- [SET TASK]: Tell how many lines carry the word "gear"; the reply is the number and nothing else.

━━━━━━━━━━━━━━━━━━━━

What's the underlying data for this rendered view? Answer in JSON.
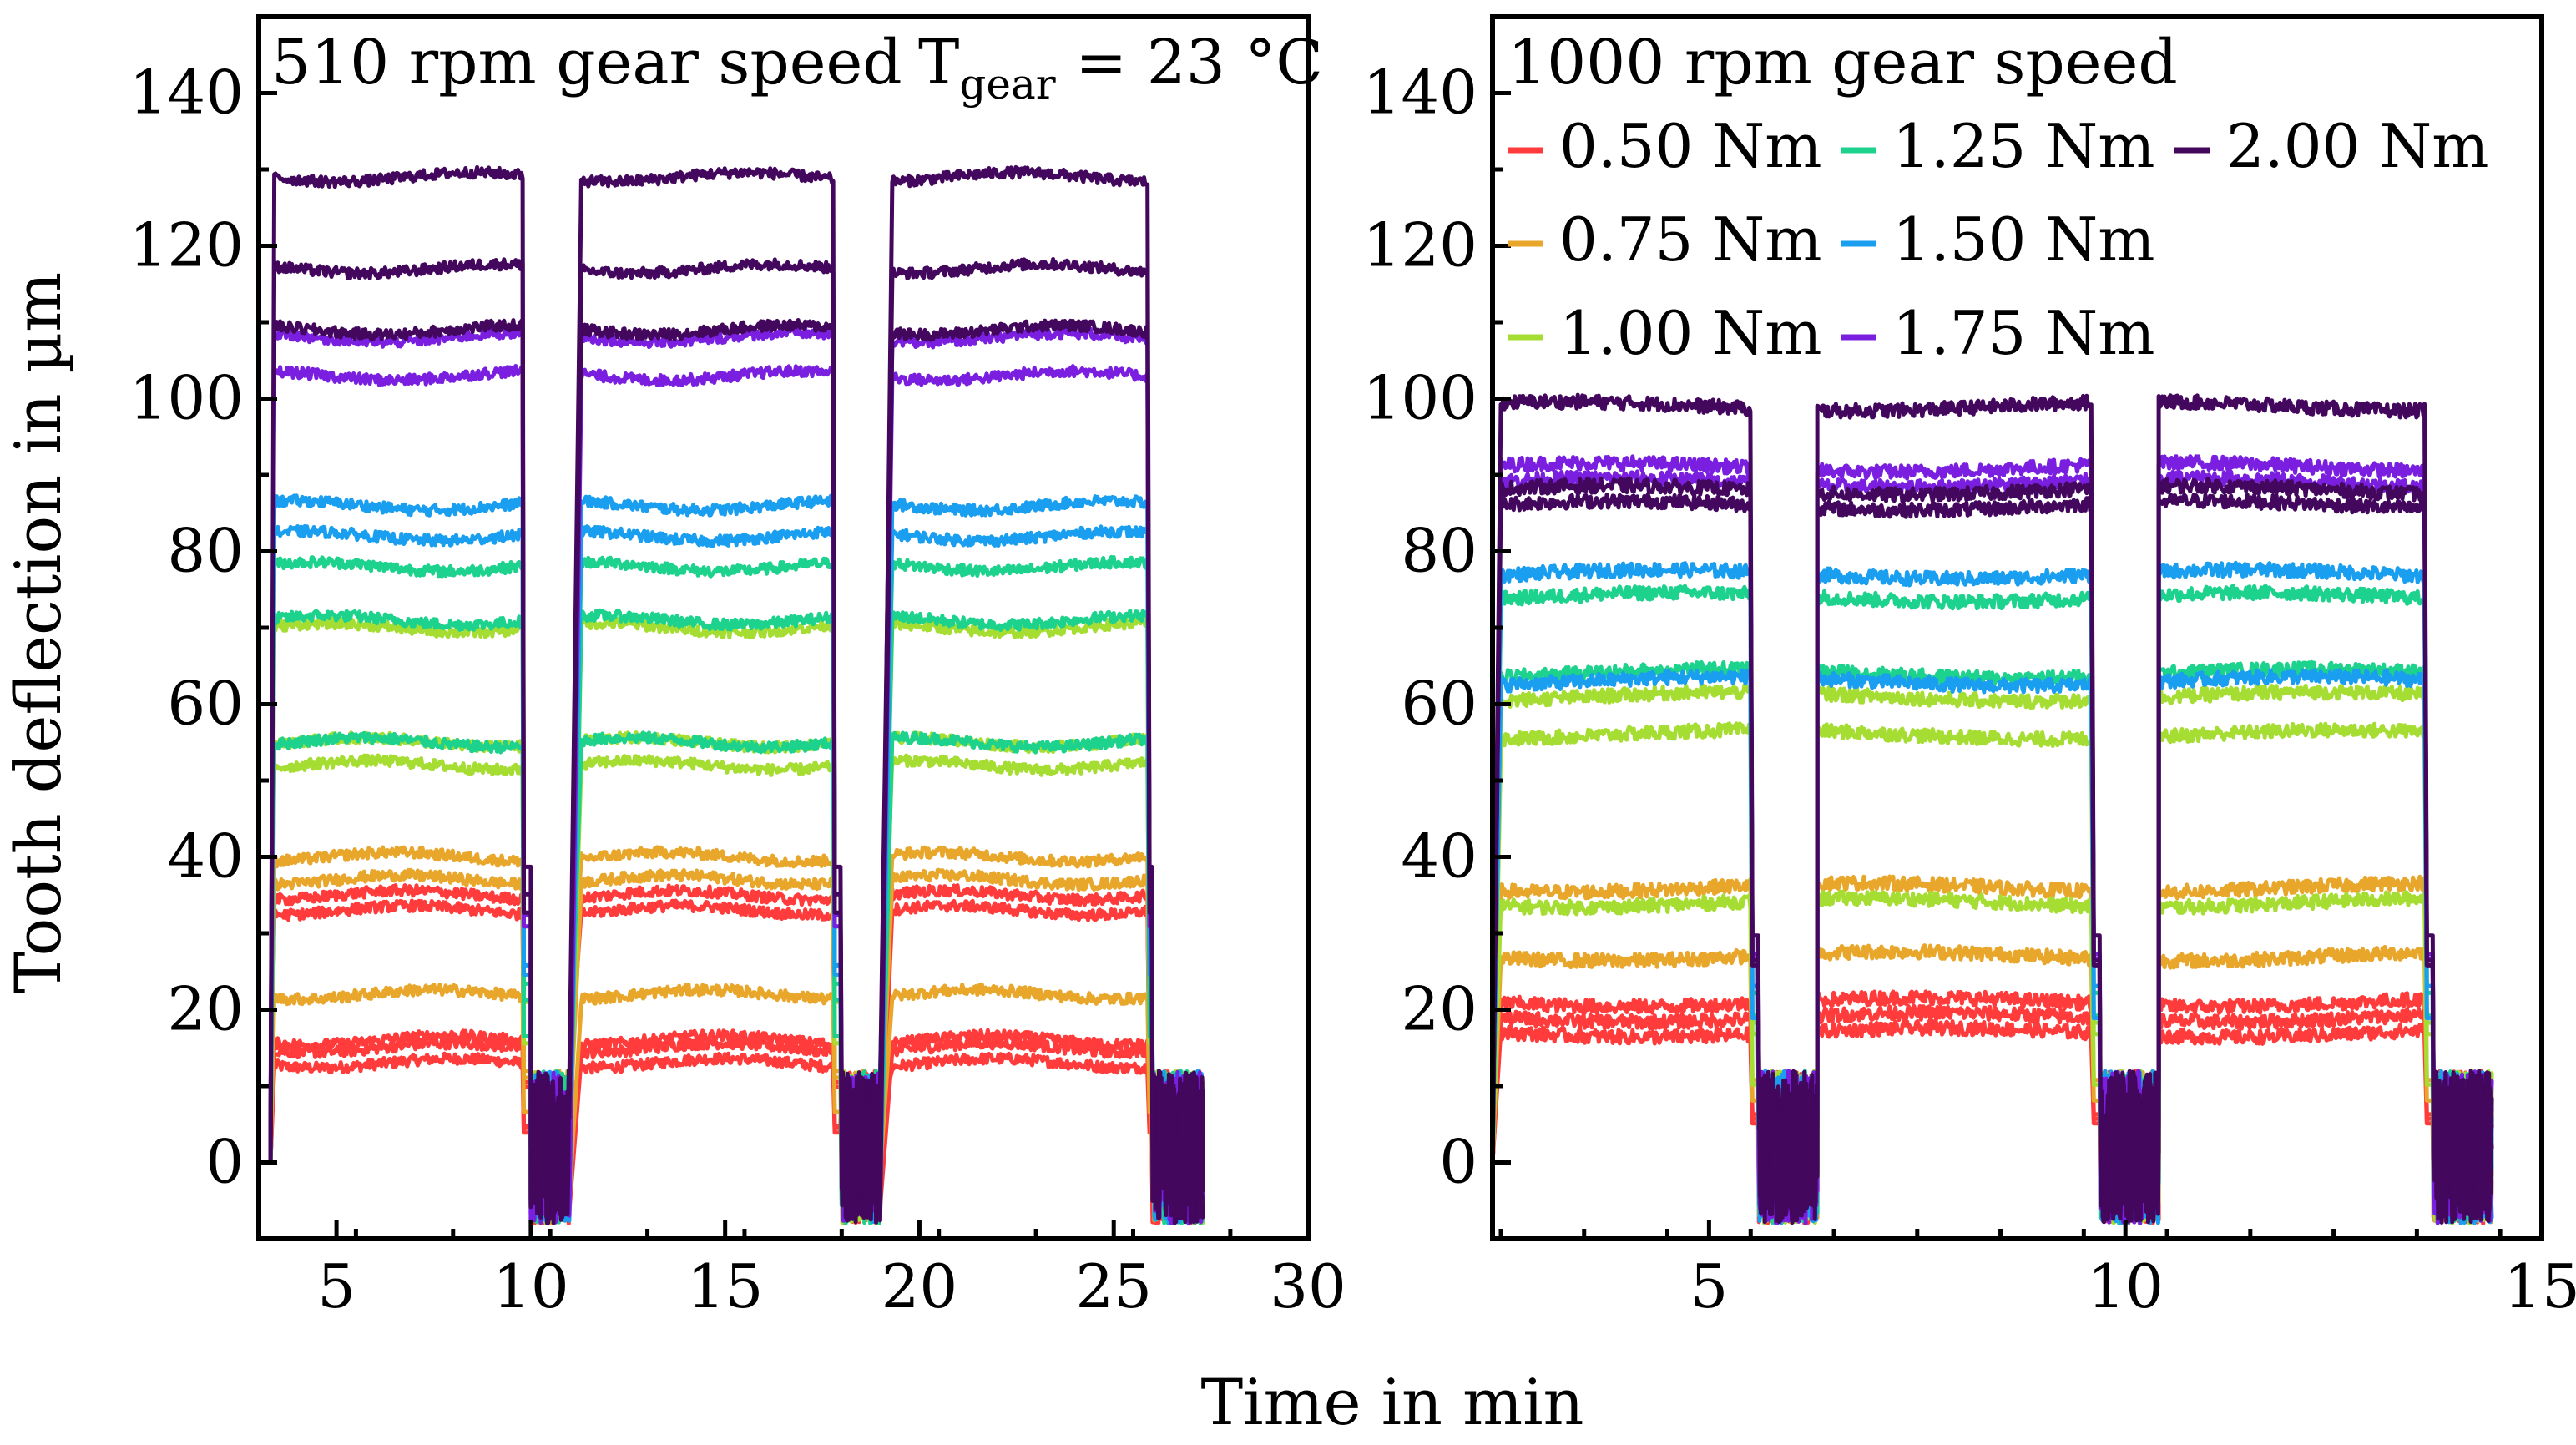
{
  "chart_data": {
    "type": "line",
    "shared": {
      "ylabel": "Tooth deflection in µm",
      "xlabel": "Time in min",
      "ylim": [
        -10,
        150
      ],
      "yticks": [
        0,
        20,
        40,
        60,
        80,
        100,
        120,
        140
      ],
      "torque_colors": {
        "0.50 Nm": "#ff3b3b",
        "0.75 Nm": "#e8a62a",
        "1.00 Nm": "#a6dd32",
        "1.25 Nm": "#1dd28c",
        "1.50 Nm": "#199ef0",
        "1.75 Nm": "#7a1fe0",
        "2.00 Nm": "#43075e"
      }
    },
    "panels": [
      {
        "id": "left",
        "title": "510 rpm gear speed",
        "annotation": {
          "prefix": "T",
          "subscript": "gear",
          "suffix": " = 23 °C"
        },
        "xlim": [
          3,
          30
        ],
        "xticks": [
          5,
          10,
          15,
          20,
          25,
          30
        ],
        "run_segments": [
          [
            3.4,
            9.8
          ],
          [
            11.3,
            17.8
          ],
          [
            19.3,
            25.9
          ]
        ],
        "idle_windows": [
          [
            10.0,
            11.0
          ],
          [
            18.0,
            19.0
          ],
          [
            26.0,
            27.3
          ]
        ],
        "series": [
          {
            "torque": "0.50 Nm",
            "levels": [
              13,
              15,
              16,
              33,
              35
            ]
          },
          {
            "torque": "0.75 Nm",
            "levels": [
              22,
              37,
              40
            ]
          },
          {
            "torque": "1.00 Nm",
            "levels": [
              52,
              55,
              70
            ]
          },
          {
            "torque": "1.25 Nm",
            "levels": [
              55,
              71,
              78
            ]
          },
          {
            "torque": "1.50 Nm",
            "levels": [
              82,
              86
            ]
          },
          {
            "torque": "1.75 Nm",
            "levels": [
              103,
              108
            ]
          },
          {
            "torque": "2.00 Nm",
            "levels": [
              109,
              117,
              129
            ]
          }
        ]
      },
      {
        "id": "right",
        "title": "1000 rpm gear speed",
        "xlim": [
          2.4,
          15
        ],
        "xticks": [
          5,
          10,
          15
        ],
        "run_segments": [
          [
            2.5,
            5.5
          ],
          [
            6.3,
            9.6
          ],
          [
            10.4,
            13.6
          ]
        ],
        "idle_windows": [
          [
            5.6,
            6.3
          ],
          [
            9.7,
            10.4
          ],
          [
            13.7,
            14.4
          ]
        ],
        "series": [
          {
            "torque": "0.50 Nm",
            "levels": [
              17,
              19,
              21
            ]
          },
          {
            "torque": "0.75 Nm",
            "levels": [
              27,
              36
            ]
          },
          {
            "torque": "1.00 Nm",
            "levels": [
              34,
              56,
              61
            ]
          },
          {
            "torque": "1.25 Nm",
            "levels": [
              64,
              74
            ]
          },
          {
            "torque": "1.50 Nm",
            "levels": [
              63,
              77
            ]
          },
          {
            "torque": "1.75 Nm",
            "levels": [
              89,
              91
            ]
          },
          {
            "torque": "2.00 Nm",
            "levels": [
              86,
              88,
              99
            ]
          }
        ],
        "legend": {
          "placement": "top-left",
          "columns": [
            [
              "0.50 Nm",
              "0.75 Nm",
              "1.00 Nm"
            ],
            [
              "1.25 Nm",
              "1.50 Nm",
              "1.75 Nm"
            ],
            [
              "2.00 Nm"
            ]
          ]
        }
      }
    ]
  }
}
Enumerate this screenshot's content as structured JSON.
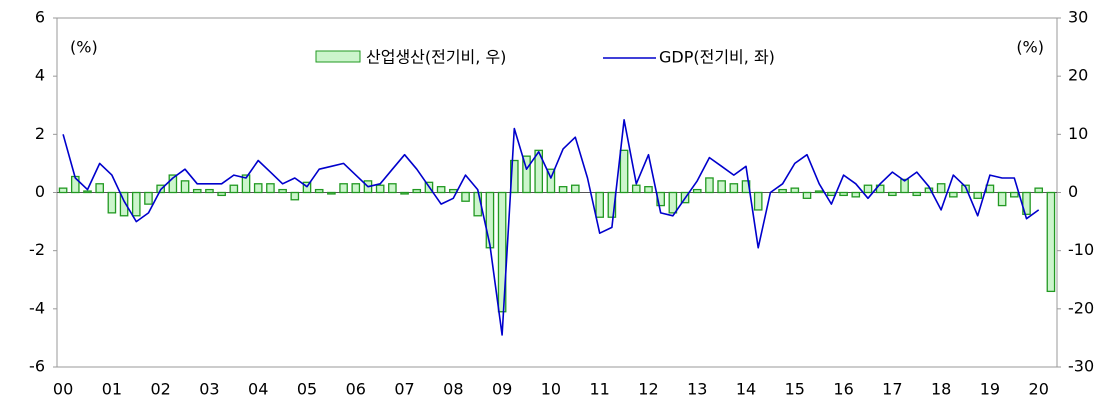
{
  "chart_data": {
    "type": "bar-line",
    "y_label": "(%)",
    "y2_label": "(%)",
    "categories": [
      "00",
      null,
      null,
      null,
      "01",
      null,
      null,
      null,
      "02",
      null,
      null,
      null,
      "03",
      null,
      null,
      null,
      "04",
      null,
      null,
      null,
      "05",
      null,
      null,
      null,
      "06",
      null,
      null,
      null,
      "07",
      null,
      null,
      null,
      "08",
      null,
      null,
      null,
      "09",
      null,
      null,
      null,
      "10",
      null,
      null,
      null,
      "11",
      null,
      null,
      null,
      "12",
      null,
      null,
      null,
      "13",
      null,
      null,
      null,
      "14",
      null,
      null,
      null,
      "15",
      null,
      null,
      null,
      "16",
      null,
      null,
      null,
      "17",
      null,
      null,
      null,
      "18",
      null,
      null,
      null,
      "19",
      null,
      null,
      null,
      "20",
      null
    ],
    "series": [
      {
        "name": "산업생산(전기비, 우)",
        "type": "bar",
        "axis": "y2",
        "color": "#ccf5cc",
        "edge": "#229922",
        "values": [
          0.75,
          2.75,
          0.25,
          1.5,
          -3.5,
          -4,
          -4,
          -2,
          1.25,
          3,
          2,
          0.5,
          0.5,
          -0.5,
          1.25,
          3,
          1.5,
          1.5,
          0.5,
          -1.25,
          1.75,
          0.5,
          -0.25,
          1.5,
          1.5,
          2,
          1.25,
          1.5,
          -0.25,
          0.5,
          1.75,
          1,
          0.5,
          -1.5,
          -4,
          -9.5,
          -20.5,
          5.5,
          6.25,
          7.25,
          4,
          1,
          1.25,
          0,
          -4.25,
          -4.25,
          7.25,
          1.25,
          1,
          -2.25,
          -3.5,
          -1.75,
          0.5,
          2.5,
          2,
          1.5,
          2,
          -3,
          0,
          0.5,
          0.75,
          -1,
          0.25,
          -0.5,
          -0.5,
          -0.75,
          1.25,
          1.25,
          -0.5,
          2.25,
          -0.5,
          0.75,
          1.5,
          -0.75,
          1.25,
          -1,
          1.25,
          -2.25,
          -0.75,
          -3.75,
          0.75,
          -17
        ]
      },
      {
        "name": "GDP(전기비, 좌)",
        "type": "line",
        "axis": "y",
        "color": "#0000cc",
        "values": [
          2.0,
          0.5,
          0.1,
          1.0,
          0.6,
          -0.3,
          -1.0,
          -0.7,
          0.1,
          0.5,
          0.8,
          0.3,
          0.3,
          0.3,
          0.6,
          0.5,
          1.1,
          0.7,
          0.3,
          0.5,
          0.2,
          0.8,
          0.9,
          1.0,
          0.6,
          0.2,
          0.3,
          0.8,
          1.3,
          0.8,
          0.2,
          -0.4,
          -0.2,
          0.6,
          0.1,
          -1.8,
          -4.9,
          2.2,
          0.8,
          1.4,
          0.5,
          1.5,
          1.9,
          0.5,
          -1.4,
          -1.2,
          2.5,
          0.3,
          1.3,
          -0.7,
          -0.8,
          -0.2,
          0.4,
          1.2,
          0.9,
          0.6,
          0.9,
          -1.9,
          0.0,
          0.3,
          1.0,
          1.3,
          0.3,
          -0.4,
          0.6,
          0.3,
          -0.2,
          0.3,
          0.7,
          0.4,
          0.7,
          0.2,
          -0.6,
          0.6,
          0.2,
          -0.8,
          0.6,
          0.5,
          0.5,
          -0.9,
          -0.6,
          null
        ]
      }
    ],
    "ylim": [
      -6,
      6
    ],
    "yticks": [
      -6,
      -4,
      -2,
      0,
      2,
      4,
      6
    ],
    "y2lim": [
      -30,
      30
    ],
    "y2ticks": [
      -30,
      -20,
      -10,
      0,
      10,
      20,
      30
    ]
  }
}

━━━━━━━━━━━━━━━━━━━━

- [COMPLETED TASK]: 3